* Given instruction *
Reproduce the material in full, exactly as written.

* Data provided *
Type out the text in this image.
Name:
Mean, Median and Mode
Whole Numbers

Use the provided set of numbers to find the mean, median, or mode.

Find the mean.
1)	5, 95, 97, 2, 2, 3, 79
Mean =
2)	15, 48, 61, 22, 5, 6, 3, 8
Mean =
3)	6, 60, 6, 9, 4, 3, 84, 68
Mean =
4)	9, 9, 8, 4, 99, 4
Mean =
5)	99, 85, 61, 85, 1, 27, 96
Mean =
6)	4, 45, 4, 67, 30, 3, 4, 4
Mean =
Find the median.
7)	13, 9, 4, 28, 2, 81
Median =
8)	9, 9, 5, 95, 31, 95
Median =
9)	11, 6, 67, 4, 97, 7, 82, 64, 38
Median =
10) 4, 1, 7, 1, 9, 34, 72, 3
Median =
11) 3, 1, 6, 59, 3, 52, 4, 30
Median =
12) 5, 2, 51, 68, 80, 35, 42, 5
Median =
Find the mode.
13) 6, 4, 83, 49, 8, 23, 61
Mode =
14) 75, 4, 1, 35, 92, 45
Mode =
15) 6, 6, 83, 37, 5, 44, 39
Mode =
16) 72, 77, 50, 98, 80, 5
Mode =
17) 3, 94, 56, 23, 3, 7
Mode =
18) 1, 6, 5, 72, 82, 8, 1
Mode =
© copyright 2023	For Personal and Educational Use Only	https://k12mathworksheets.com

* Response *
Type out the text in this image.
Name:
Mean, Median and Mode
Whole Numbers

Use the provided set of numbers to find the mean, median, or mode.

Find the mean.
1)	5, 95, 97, 2, 2, 3, 79
Mean =
2)	15, 48, 61, 22, 5, 6, 3, 8
Mean =
3)	6, 60, 6, 9, 4, 3, 84, 68
Mean =
4)	9, 9, 8, 4, 99, 4
Mean =
5)	99, 85, 61, 85, 1, 27, 96
Mean =
6)	4, 45, 4, 67, 30, 3, 4, 4
Mean =
Find the median.
7)	13, 9, 4, 28, 2, 81
Median =
8)	9, 9, 5, 95, 31, 95
Median =
9)	11, 6, 67, 4, 97, 7, 82, 64, 38
Median =
10) 4, 1, 7, 1, 9, 34, 72, 3
Median =
11) 3, 1, 6, 59, 3, 52, 4, 30
Median =
12) 5, 2, 51, 68, 80, 35, 42, 5
Median =
Find the mode.
13) 6, 4, 83, 49, 8, 23, 61
Mode =
14) 75, 4, 1, 35, 92, 45
Mode =
15) 6, 6, 83, 37, 5, 44, 39
Mode =
16) 72, 77, 50, 98, 80, 5
Mode =
17) 3, 94, 56, 23, 3, 7
Mode =
18) 1, 6, 5, 72, 82, 8, 1
Mode =
© copyright 2023	For Personal and Educational Use Only	https://k12mathworksheets.com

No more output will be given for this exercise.